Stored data
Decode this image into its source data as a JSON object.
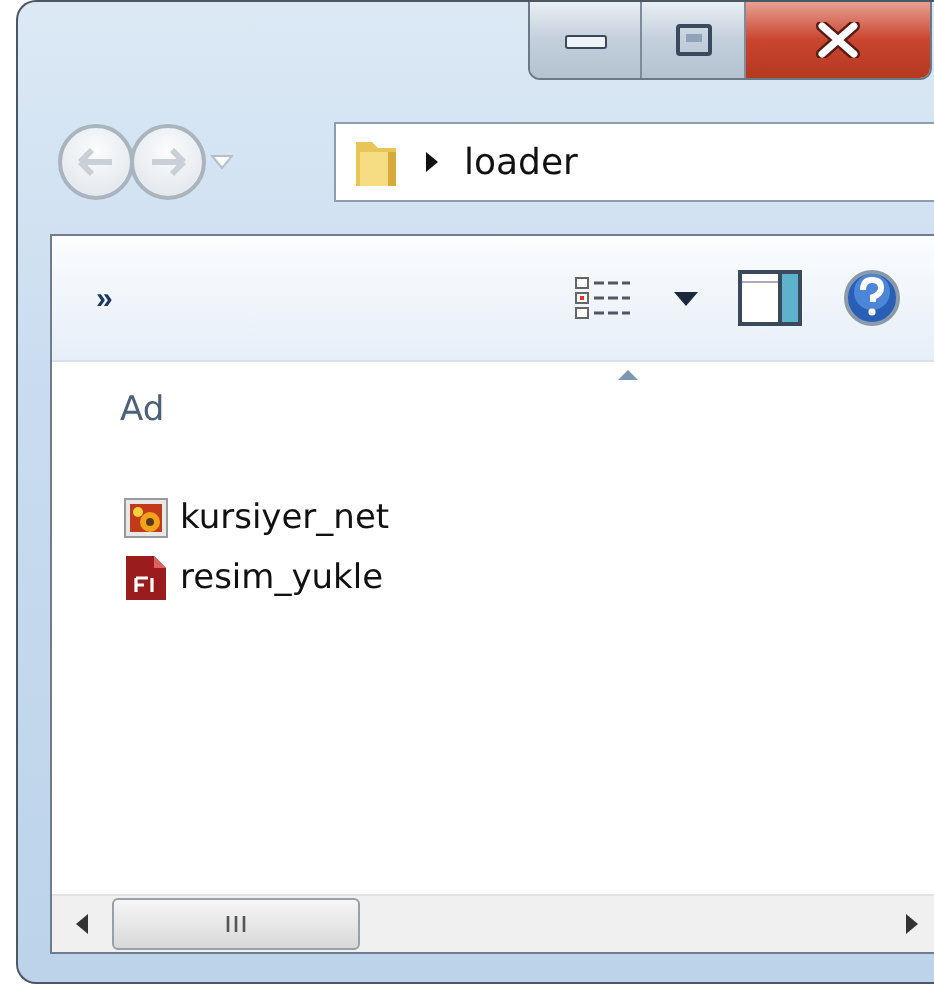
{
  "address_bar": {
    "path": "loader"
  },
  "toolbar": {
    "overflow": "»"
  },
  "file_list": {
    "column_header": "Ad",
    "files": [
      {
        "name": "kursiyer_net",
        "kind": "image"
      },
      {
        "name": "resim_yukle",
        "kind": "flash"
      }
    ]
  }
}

* What is required: Reproduce the material word for word, minus the images.

* Solution to the exercise:
Decode this image into its source data as a JSON object.
{
  "address_bar": {
    "path": "loader"
  },
  "toolbar": {
    "overflow": "»"
  },
  "file_list": {
    "column_header": "Ad",
    "files": [
      {
        "name": "kursiyer_net",
        "kind": "image"
      },
      {
        "name": "resim_yukle",
        "kind": "flash"
      }
    ]
  }
}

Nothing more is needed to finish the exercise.